WHAT IS EXPECTED:
Below, find each line holding "JSON" and state how many there are, using the number alone.

___ SOURCE RECORDS

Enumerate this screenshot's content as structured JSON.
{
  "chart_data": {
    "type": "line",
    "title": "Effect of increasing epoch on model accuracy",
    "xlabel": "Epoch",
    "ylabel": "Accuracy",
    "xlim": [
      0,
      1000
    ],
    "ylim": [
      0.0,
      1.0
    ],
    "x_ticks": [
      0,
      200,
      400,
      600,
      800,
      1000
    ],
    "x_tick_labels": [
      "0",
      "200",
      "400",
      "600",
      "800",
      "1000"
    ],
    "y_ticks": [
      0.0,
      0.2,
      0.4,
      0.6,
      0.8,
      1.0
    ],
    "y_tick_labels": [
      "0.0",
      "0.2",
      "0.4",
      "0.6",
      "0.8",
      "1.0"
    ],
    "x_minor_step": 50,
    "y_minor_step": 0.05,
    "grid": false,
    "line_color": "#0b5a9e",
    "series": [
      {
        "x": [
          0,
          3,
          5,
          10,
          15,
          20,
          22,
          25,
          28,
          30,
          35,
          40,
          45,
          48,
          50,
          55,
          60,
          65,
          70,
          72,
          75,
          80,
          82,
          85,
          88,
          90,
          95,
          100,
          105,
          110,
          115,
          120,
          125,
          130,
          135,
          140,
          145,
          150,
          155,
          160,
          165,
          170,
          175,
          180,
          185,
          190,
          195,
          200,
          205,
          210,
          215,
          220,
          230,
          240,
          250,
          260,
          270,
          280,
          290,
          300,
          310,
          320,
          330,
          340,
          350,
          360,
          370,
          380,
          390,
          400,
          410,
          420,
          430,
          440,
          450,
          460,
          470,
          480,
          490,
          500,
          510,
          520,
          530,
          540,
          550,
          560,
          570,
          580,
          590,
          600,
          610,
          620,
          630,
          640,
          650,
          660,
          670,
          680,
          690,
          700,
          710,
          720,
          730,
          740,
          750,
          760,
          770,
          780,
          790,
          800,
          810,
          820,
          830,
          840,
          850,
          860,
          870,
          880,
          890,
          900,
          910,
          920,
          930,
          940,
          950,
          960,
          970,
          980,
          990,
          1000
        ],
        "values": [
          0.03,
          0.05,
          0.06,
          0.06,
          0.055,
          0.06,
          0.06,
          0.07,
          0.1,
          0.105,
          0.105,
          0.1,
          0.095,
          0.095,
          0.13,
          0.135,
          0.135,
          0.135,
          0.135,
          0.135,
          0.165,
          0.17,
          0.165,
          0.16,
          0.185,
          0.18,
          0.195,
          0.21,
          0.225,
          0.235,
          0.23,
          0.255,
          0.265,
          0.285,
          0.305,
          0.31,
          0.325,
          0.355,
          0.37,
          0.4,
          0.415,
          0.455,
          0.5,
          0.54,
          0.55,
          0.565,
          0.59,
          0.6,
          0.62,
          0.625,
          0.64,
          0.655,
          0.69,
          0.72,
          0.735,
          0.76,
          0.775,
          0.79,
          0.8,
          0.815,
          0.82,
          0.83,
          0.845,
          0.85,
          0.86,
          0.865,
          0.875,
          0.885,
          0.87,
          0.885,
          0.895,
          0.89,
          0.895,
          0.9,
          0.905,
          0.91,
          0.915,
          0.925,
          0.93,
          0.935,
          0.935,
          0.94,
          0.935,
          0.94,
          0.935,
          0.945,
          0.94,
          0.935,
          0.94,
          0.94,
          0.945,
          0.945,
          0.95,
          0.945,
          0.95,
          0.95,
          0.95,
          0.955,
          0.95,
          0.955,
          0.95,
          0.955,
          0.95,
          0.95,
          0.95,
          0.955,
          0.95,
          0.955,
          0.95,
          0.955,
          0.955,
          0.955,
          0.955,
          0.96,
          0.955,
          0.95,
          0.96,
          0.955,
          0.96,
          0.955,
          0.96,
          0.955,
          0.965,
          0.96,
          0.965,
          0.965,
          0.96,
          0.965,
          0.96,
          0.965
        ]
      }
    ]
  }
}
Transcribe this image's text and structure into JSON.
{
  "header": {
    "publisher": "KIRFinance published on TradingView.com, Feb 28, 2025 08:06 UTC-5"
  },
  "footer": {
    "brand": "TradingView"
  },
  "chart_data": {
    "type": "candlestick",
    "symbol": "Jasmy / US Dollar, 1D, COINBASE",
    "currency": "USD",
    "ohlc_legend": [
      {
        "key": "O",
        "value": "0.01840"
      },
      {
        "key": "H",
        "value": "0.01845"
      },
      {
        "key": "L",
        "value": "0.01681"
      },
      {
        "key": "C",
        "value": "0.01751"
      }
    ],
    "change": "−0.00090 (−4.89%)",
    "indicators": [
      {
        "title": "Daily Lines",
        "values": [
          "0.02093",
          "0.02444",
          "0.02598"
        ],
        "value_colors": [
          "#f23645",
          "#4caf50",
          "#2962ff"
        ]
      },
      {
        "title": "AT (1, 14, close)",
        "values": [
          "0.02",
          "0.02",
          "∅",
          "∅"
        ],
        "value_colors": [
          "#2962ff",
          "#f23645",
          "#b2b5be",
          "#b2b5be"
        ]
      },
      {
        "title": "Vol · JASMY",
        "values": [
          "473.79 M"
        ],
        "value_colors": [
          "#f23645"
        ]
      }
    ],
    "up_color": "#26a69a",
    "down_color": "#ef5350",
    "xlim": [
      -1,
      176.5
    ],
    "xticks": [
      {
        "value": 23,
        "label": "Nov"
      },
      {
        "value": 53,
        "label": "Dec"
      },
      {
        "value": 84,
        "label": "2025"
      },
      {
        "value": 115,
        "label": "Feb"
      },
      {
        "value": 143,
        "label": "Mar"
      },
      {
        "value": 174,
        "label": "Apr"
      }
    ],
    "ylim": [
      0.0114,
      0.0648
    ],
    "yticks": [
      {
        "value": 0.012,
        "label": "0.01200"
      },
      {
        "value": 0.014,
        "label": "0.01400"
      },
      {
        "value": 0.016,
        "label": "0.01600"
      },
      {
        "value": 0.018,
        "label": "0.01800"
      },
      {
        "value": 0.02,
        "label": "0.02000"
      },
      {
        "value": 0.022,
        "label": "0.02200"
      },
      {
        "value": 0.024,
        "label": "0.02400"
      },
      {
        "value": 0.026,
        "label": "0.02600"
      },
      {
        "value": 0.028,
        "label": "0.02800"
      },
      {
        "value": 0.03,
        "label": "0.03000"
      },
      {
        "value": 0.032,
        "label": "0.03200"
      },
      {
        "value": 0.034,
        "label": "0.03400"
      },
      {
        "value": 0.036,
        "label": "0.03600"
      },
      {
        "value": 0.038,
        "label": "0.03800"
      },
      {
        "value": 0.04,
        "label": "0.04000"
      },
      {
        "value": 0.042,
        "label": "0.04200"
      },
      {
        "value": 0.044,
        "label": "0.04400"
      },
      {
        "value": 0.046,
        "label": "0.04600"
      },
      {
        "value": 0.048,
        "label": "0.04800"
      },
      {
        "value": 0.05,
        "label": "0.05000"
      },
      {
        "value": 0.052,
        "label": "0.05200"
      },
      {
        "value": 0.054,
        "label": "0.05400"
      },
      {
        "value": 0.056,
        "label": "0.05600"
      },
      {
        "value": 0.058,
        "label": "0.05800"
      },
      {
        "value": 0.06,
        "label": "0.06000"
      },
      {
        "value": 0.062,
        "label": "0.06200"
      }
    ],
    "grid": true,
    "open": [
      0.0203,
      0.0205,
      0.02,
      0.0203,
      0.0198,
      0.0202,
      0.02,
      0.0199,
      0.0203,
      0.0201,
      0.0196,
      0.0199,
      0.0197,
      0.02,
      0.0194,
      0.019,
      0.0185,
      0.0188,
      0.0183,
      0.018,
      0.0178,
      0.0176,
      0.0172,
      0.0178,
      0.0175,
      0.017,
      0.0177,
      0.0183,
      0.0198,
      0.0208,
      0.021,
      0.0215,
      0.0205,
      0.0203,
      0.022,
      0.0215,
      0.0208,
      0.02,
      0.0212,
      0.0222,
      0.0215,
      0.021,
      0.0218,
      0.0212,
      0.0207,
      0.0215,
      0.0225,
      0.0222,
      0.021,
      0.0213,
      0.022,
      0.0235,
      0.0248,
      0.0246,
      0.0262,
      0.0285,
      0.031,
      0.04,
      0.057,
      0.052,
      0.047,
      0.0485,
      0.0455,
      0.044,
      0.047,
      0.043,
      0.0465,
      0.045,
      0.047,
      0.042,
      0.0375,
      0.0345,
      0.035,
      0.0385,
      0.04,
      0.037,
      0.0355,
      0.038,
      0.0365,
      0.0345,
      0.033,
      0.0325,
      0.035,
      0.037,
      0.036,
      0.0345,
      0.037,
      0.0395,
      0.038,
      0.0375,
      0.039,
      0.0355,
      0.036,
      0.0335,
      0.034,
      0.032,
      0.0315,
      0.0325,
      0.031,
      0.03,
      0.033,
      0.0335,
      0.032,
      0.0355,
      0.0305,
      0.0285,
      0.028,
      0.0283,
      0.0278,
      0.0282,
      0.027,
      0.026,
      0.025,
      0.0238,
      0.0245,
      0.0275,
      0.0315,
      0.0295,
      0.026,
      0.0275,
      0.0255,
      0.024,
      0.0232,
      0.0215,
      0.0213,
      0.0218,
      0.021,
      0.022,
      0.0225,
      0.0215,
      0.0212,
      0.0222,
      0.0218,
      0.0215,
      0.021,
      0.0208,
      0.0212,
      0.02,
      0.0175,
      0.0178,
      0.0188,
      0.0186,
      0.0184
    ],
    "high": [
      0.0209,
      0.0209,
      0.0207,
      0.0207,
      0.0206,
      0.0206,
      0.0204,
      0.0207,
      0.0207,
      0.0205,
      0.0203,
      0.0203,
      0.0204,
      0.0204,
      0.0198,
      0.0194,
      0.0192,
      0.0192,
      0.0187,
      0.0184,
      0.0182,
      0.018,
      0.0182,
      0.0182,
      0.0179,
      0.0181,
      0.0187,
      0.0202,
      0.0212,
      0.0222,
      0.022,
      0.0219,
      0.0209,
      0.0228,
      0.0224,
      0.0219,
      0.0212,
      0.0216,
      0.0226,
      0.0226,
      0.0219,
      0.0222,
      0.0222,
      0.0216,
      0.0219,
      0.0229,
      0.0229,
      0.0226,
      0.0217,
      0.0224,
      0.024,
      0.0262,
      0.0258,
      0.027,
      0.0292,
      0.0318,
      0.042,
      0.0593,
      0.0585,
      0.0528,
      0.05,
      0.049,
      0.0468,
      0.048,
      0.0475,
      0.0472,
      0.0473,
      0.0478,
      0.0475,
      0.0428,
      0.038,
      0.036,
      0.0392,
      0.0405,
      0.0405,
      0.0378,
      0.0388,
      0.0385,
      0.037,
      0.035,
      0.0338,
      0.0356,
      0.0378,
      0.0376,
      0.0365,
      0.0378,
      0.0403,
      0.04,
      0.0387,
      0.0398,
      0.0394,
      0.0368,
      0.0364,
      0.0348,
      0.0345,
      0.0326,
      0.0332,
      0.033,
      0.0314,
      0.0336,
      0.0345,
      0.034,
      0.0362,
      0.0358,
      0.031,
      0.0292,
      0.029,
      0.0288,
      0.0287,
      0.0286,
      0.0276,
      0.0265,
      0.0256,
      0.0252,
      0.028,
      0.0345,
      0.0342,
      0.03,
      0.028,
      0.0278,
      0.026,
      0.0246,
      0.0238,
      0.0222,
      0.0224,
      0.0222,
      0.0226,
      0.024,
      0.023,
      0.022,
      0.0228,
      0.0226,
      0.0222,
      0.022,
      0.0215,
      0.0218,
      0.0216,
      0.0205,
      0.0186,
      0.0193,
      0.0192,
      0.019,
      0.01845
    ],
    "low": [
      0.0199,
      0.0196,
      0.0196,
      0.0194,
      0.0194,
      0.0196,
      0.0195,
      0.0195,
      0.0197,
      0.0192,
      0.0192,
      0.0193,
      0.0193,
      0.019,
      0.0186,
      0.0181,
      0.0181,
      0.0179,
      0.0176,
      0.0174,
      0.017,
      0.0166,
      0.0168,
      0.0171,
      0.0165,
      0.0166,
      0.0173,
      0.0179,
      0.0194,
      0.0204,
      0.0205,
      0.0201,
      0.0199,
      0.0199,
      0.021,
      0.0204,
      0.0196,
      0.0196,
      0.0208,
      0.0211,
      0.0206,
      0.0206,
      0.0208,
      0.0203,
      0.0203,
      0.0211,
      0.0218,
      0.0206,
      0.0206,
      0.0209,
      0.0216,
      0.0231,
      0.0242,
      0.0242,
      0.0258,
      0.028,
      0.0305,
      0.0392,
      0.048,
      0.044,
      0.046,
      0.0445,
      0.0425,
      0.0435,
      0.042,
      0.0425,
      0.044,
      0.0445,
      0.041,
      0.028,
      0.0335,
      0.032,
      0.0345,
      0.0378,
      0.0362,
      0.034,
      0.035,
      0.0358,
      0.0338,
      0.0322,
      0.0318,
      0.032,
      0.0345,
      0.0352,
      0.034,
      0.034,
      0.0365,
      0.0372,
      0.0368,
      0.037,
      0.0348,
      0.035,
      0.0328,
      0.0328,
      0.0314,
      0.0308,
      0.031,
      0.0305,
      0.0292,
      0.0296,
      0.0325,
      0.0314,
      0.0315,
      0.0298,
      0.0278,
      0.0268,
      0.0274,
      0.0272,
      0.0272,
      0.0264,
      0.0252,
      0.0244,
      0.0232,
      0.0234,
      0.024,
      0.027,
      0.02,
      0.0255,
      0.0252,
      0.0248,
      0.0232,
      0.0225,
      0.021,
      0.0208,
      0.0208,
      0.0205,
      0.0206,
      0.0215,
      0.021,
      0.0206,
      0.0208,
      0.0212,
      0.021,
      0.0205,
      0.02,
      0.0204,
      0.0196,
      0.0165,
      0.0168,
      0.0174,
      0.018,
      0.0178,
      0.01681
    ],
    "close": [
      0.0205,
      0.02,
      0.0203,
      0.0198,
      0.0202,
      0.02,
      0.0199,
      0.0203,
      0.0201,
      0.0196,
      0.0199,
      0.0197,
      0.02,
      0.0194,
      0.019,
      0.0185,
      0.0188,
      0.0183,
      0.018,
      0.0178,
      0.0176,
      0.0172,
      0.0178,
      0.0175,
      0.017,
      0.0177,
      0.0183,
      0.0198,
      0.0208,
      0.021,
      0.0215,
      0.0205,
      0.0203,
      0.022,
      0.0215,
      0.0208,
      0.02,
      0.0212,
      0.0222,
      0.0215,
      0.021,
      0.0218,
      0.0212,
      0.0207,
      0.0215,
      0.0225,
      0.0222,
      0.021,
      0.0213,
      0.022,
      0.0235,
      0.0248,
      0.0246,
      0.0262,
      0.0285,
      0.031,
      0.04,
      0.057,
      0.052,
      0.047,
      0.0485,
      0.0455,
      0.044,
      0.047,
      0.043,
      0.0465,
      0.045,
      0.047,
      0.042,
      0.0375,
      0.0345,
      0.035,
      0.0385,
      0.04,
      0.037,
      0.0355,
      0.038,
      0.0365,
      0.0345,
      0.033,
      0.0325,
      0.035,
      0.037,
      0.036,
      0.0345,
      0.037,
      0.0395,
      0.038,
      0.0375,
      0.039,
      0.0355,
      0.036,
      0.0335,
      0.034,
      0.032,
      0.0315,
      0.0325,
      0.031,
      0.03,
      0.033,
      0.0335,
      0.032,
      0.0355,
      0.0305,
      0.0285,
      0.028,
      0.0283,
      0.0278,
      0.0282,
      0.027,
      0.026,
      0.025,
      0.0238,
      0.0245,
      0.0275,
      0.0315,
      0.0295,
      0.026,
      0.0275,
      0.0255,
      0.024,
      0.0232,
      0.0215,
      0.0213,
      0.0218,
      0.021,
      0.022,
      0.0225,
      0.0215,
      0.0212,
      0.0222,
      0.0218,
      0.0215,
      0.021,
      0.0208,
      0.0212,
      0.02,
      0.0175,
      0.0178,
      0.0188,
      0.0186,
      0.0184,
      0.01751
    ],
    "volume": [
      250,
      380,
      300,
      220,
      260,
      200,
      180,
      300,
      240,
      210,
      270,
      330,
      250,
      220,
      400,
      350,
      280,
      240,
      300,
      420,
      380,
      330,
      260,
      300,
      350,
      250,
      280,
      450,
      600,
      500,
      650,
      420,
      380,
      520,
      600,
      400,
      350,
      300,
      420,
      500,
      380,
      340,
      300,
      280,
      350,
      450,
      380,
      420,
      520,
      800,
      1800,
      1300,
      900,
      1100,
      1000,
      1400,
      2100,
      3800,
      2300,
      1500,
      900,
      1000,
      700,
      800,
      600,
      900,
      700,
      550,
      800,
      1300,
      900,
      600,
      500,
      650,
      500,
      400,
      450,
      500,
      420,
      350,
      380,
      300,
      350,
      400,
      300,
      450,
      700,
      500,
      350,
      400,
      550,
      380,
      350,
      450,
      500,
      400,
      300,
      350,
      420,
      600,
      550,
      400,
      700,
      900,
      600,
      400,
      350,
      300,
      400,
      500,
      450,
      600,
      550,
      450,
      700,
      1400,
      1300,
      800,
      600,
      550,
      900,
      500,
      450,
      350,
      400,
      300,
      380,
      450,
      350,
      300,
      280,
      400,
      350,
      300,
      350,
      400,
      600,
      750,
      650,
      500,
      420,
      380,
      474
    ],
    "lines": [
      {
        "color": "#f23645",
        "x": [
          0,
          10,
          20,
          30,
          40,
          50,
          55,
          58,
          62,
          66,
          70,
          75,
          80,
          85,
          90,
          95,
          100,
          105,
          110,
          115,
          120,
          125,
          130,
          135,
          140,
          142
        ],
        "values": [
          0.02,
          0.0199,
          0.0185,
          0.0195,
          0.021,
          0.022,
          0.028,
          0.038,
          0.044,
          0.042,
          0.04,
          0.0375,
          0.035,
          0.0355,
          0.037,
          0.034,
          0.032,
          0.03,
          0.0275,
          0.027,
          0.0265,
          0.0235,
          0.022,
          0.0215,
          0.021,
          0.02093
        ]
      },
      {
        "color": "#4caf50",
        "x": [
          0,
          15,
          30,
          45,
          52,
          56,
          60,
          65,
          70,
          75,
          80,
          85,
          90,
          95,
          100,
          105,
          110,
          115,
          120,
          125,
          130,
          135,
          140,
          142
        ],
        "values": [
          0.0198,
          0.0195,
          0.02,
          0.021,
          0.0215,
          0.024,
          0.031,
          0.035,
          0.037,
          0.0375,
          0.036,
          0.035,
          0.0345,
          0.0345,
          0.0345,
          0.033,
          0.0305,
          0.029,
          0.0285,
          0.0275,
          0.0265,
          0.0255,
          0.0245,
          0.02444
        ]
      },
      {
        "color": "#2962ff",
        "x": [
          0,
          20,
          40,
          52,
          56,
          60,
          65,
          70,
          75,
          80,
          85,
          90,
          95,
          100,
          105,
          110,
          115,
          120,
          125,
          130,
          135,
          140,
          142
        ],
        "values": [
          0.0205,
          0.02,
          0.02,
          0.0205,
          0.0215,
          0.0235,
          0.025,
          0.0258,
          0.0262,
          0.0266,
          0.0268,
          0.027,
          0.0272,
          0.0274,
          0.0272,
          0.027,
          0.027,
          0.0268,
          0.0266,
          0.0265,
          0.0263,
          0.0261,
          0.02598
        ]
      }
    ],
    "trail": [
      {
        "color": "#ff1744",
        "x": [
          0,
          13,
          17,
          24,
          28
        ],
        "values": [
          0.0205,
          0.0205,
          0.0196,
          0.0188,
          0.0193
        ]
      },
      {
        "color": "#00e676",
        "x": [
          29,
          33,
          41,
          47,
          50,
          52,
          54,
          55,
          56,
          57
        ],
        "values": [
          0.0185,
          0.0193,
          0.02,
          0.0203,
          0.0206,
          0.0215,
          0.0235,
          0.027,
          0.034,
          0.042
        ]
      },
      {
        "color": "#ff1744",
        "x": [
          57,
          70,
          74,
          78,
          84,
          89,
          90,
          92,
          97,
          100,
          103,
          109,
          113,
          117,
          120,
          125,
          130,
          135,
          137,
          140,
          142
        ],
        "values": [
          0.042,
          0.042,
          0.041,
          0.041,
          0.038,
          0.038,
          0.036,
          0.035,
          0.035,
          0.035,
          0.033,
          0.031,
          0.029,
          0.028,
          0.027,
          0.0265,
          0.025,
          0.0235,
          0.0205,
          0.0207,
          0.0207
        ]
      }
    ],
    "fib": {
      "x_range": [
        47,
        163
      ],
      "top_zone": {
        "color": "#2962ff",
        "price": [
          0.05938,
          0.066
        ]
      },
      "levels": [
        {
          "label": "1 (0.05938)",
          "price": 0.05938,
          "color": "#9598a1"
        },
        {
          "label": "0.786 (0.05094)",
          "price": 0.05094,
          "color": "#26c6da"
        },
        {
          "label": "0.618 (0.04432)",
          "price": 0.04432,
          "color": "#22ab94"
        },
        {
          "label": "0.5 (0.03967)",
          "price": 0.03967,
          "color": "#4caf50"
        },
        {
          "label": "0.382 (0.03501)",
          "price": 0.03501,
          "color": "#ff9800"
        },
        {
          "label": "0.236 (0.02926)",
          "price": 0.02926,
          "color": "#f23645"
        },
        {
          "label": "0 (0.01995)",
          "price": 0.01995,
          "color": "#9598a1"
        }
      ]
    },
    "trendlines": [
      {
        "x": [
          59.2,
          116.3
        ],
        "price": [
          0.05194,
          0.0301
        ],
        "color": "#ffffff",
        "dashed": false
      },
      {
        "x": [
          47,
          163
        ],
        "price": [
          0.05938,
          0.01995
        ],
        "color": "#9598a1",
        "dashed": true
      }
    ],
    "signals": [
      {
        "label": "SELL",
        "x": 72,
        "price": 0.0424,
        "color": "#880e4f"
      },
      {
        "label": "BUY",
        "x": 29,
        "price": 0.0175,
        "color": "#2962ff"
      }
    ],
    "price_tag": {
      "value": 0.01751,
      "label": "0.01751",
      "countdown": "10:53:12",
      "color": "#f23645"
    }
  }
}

______

ANSWER TO THE EXERCISE:
2